### Aim
Every record that follows should be printed verbatim.

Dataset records
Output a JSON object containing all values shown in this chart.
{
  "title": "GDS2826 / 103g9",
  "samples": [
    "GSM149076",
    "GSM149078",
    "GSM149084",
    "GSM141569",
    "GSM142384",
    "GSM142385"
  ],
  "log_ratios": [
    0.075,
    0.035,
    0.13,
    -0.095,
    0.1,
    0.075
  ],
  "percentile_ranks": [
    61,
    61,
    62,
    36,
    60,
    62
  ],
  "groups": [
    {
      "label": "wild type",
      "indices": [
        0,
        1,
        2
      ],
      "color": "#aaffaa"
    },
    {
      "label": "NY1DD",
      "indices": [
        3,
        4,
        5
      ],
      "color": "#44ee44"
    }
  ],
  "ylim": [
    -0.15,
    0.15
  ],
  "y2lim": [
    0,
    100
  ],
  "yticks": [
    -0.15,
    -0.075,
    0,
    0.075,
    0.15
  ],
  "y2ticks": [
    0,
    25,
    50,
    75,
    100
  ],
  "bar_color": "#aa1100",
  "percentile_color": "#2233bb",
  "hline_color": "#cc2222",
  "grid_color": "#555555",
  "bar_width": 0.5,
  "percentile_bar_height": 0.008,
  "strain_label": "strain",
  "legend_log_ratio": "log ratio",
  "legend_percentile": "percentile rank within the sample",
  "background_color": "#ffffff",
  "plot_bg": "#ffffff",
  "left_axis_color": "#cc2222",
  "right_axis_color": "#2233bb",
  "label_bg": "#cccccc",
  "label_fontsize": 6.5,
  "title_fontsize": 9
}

### Answer for the task
Output a JSON object containing all values shown in this chart.
{
  "title": "GDS2826 / 103g9",
  "samples": [
    "GSM149076",
    "GSM149078",
    "GSM149084",
    "GSM141569",
    "GSM142384",
    "GSM142385"
  ],
  "log_ratios": [
    0.075,
    0.035,
    0.13,
    -0.095,
    0.1,
    0.075
  ],
  "percentile_ranks": [
    61,
    61,
    62,
    36,
    60,
    62
  ],
  "groups": [
    {
      "label": "wild type",
      "indices": [
        0,
        1,
        2
      ],
      "color": "#aaffaa"
    },
    {
      "label": "NY1DD",
      "indices": [
        3,
        4,
        5
      ],
      "color": "#44ee44"
    }
  ],
  "ylim": [
    -0.15,
    0.15
  ],
  "y2lim": [
    0,
    100
  ],
  "yticks": [
    -0.15,
    -0.075,
    0,
    0.075,
    0.15
  ],
  "y2ticks": [
    0,
    25,
    50,
    75,
    100
  ],
  "bar_color": "#aa1100",
  "percentile_color": "#2233bb",
  "hline_color": "#cc2222",
  "grid_color": "#555555",
  "bar_width": 0.5,
  "percentile_bar_height": 0.008,
  "strain_label": "strain",
  "legend_log_ratio": "log ratio",
  "legend_percentile": "percentile rank within the sample",
  "background_color": "#ffffff",
  "plot_bg": "#ffffff",
  "left_axis_color": "#cc2222",
  "right_axis_color": "#2233bb",
  "label_bg": "#cccccc",
  "label_fontsize": 6.5,
  "title_fontsize": 9
}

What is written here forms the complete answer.